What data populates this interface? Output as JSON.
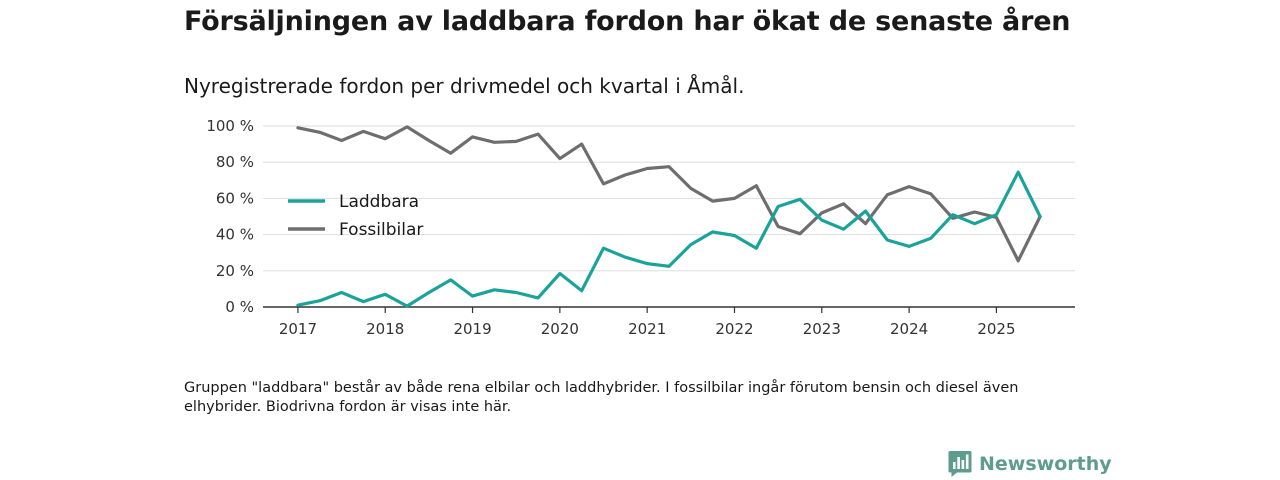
{
  "title": "Försäljningen av laddbara fordon har ökat de senaste åren",
  "subtitle": "Nyregistrerade fordon per drivmedel och kvartal i Åmål.",
  "note": "Gruppen \"laddbara\" består av både rena elbilar och laddhybrider. I fossilbilar ingår förutom bensin och diesel även elhybrider. Biodrivna fordon är visas inte här.",
  "brand": {
    "name": "Newsworthy",
    "logo_icon": "bar-chart-badge-icon",
    "color": "#5f9c90"
  },
  "chart_data": {
    "type": "line",
    "x_start": 2017.0,
    "x_step": 0.25,
    "xlim": [
      2016.6,
      2025.9
    ],
    "ylim": [
      0,
      100
    ],
    "xticks": [
      2017,
      2018,
      2019,
      2020,
      2021,
      2022,
      2023,
      2024,
      2025
    ],
    "xtick_labels": [
      "2017",
      "2018",
      "2019",
      "2020",
      "2021",
      "2022",
      "2023",
      "2024",
      "2025"
    ],
    "yticks": [
      0,
      20,
      40,
      60,
      80,
      100
    ],
    "ytick_labels": [
      "0 %",
      "20 %",
      "40 %",
      "60 %",
      "80 %",
      "100 %"
    ],
    "grid": true,
    "legend_position": "middle-left",
    "series": [
      {
        "name": "Laddbara",
        "color": "#1aa39a",
        "values": [
          1,
          3.5,
          8,
          3,
          7,
          0.5,
          8,
          15,
          6,
          9.5,
          8,
          5,
          18.5,
          9,
          32.5,
          27.5,
          24,
          22.5,
          34.5,
          41.5,
          39.5,
          32.5,
          55.5,
          59.5,
          48,
          43,
          53,
          37,
          33.5,
          38,
          51,
          46,
          51,
          74.5,
          50
        ]
      },
      {
        "name": "Fossilbilar",
        "color": "#6e6e6e",
        "values": [
          99,
          96.5,
          92,
          97,
          93,
          99.5,
          92,
          85,
          94,
          91,
          91.5,
          95.5,
          82,
          90,
          68,
          73,
          76.5,
          77.5,
          65.5,
          58.5,
          60,
          67,
          44.5,
          40.5,
          52,
          57,
          46,
          62,
          66.5,
          62.5,
          49,
          52.5,
          49.5,
          25.5,
          50
        ]
      }
    ]
  }
}
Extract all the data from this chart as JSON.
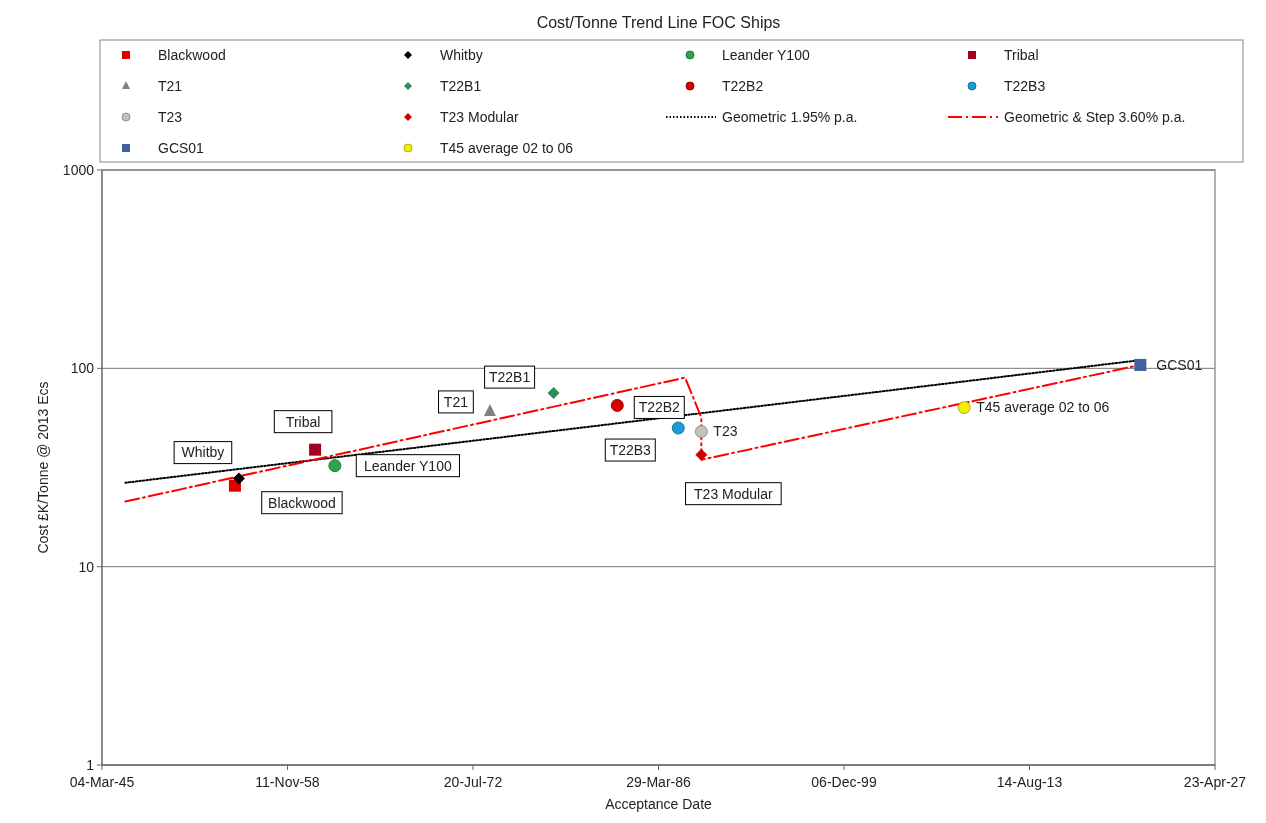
{
  "chart_data": {
    "type": "scatter",
    "title": "Cost/Tonne Trend Line FOC Ships",
    "xlabel": "Acceptance Date",
    "ylabel": "Cost £K/Tonne @ 2013 Ecs",
    "log": "y",
    "grid": "y",
    "legend": "top",
    "xlim": [
      "1945-03-04",
      "2027-04-23"
    ],
    "xticks": [
      {
        "value": "1945-03-04",
        "label": "04-Mar-45"
      },
      {
        "value": "1958-11-11",
        "label": "11-Nov-58"
      },
      {
        "value": "1972-07-20",
        "label": "20-Jul-72"
      },
      {
        "value": "1986-03-29",
        "label": "29-Mar-86"
      },
      {
        "value": "1999-12-06",
        "label": "06-Dec-99"
      },
      {
        "value": "2013-08-14",
        "label": "14-Aug-13"
      },
      {
        "value": "2027-04-23",
        "label": "23-Apr-27"
      }
    ],
    "ylim": [
      1,
      1000
    ],
    "yticks": [
      1,
      10,
      100,
      1000
    ],
    "series": [
      {
        "name": "Blackwood",
        "color": "#e00000",
        "marker": "square",
        "x": [
          "1954-12-25"
        ],
        "values": [
          25.6
        ]
      },
      {
        "name": "Whitby",
        "color": "#000000",
        "marker": "diamond",
        "x": [
          "1955-04-12"
        ],
        "values": [
          27.8
        ]
      },
      {
        "name": "Leander Y100",
        "color": "#2ea44f",
        "marker": "circle",
        "x": [
          "1962-05-11"
        ],
        "values": [
          32.3
        ]
      },
      {
        "name": "Tribal",
        "color": "#a50021",
        "marker": "square",
        "x": [
          "1960-11-24"
        ],
        "values": [
          38.9
        ]
      },
      {
        "name": "T21",
        "color": "#808080",
        "marker": "triangle",
        "x": [
          "1973-10-19"
        ],
        "values": [
          61
        ]
      },
      {
        "name": "T22B1",
        "color": "#2e8b57",
        "marker": "diamond",
        "x": [
          "1978-07-01"
        ],
        "values": [
          75
        ]
      },
      {
        "name": "T22B2",
        "color": "#d40000",
        "marker": "circle",
        "x": [
          "1983-03-14"
        ],
        "values": [
          65
        ]
      },
      {
        "name": "T22B3",
        "color": "#1e9ad6",
        "marker": "circle",
        "x": [
          "1987-09-13"
        ],
        "values": [
          50
        ]
      },
      {
        "name": "T23",
        "color": "#c0c0c0",
        "marker": "circle",
        "x": [
          "1989-05-27"
        ],
        "values": [
          48
        ]
      },
      {
        "name": "T23 Modular",
        "color": "#d40000",
        "marker": "diamond",
        "x": [
          "1989-05-27"
        ],
        "values": [
          36.7
        ]
      },
      {
        "name": "Geometric 1.95% p.a.",
        "type": "line",
        "color": "#000000",
        "line_style": "dotted",
        "marker": "none",
        "x": [
          "1946-11-24",
          "2021-10-19"
        ],
        "values": [
          26.5,
          110
        ]
      },
      {
        "name": "Geometric & Step 3.60% p.a.",
        "type": "line",
        "color": "#ff0000",
        "line_style": "dashed",
        "marker": "none",
        "x": [
          "1946-11-24",
          "1988-03-14",
          "1989-05-27",
          "1989-05-27",
          "2021-10-19"
        ],
        "values": [
          21.3,
          89.8,
          56.5,
          34.6,
          104
        ]
      },
      {
        "name": "GCS01",
        "color": "#4060a0",
        "marker": "square",
        "x": [
          "2021-10-19"
        ],
        "values": [
          104
        ]
      },
      {
        "name": "T45 average 02 to 06",
        "color": "#f0f000",
        "marker": "circle",
        "x": [
          "2008-10-19"
        ],
        "values": [
          63.4
        ]
      }
    ]
  }
}
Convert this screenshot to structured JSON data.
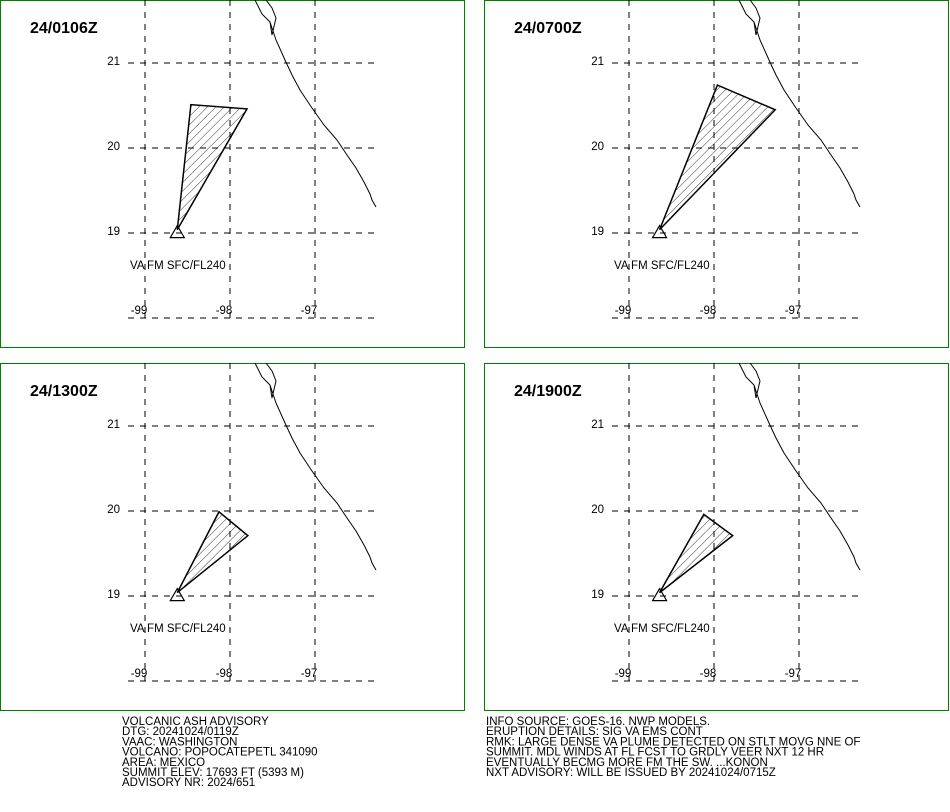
{
  "panels": [
    {
      "time": "24/0106Z",
      "label": "VA FM SFC/FL240",
      "plume": {
        "lon": [
          -98.62,
          -98.46,
          -97.8
        ],
        "lat": [
          19.04,
          20.51,
          20.46
        ]
      }
    },
    {
      "time": "24/0700Z",
      "label": "VA FM SFC/FL240",
      "plume": {
        "lon": [
          -98.64,
          -97.96,
          -97.28
        ],
        "lat": [
          19.04,
          20.74,
          20.45
        ]
      }
    },
    {
      "time": "24/1300Z",
      "label": "VA FM SFC/FL240",
      "plume": {
        "lon": [
          -98.62,
          -98.13,
          -97.79
        ],
        "lat": [
          19.04,
          19.99,
          19.71
        ]
      }
    },
    {
      "time": "24/1900Z",
      "label": "VA FM SFC/FL240",
      "plume": {
        "lon": [
          -98.64,
          -98.12,
          -97.78
        ],
        "lat": [
          19.04,
          19.96,
          19.71
        ]
      }
    }
  ],
  "lat_ticks": [
    21,
    20,
    19
  ],
  "lon_ticks": [
    -99,
    -98,
    -97
  ],
  "advisory_left": [
    "VOLCANIC ASH ADVISORY",
    "DTG: 20241024/0119Z",
    "VAAC: WASHINGTON",
    "VOLCANO: POPOCATEPETL 341090",
    "AREA: MEXICO",
    "SUMMIT ELEV: 17693 FT (5393 M)",
    "ADVISORY NR: 2024/651"
  ],
  "advisory_right": [
    "INFO SOURCE: GOES-16. NWP MODELS.",
    "ERUPTION DETAILS: SIG VA EMS CONT",
    "RMK: LARGE DENSE VA PLUME DETECTED ON STLT MOVG NNE OF",
    "SUMMIT. MDL WINDS AT FL FCST TO GRDLY VEER NXT 12 HR",
    "EVENTUALLY BECMG MORE FM THE SW. ...KONON",
    "NXT ADVISORY: WILL BE ISSUED BY 20241024/0715Z"
  ]
}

**WHAT THE EXERCISE ASKS:**
Using the records given above, list every line that includes the word "this".

**CORRECT ANSWER:**
What data populates this interface? Output as JSON.
Extract all the data from this chart as JSON.
Convert this screenshot to structured JSON data.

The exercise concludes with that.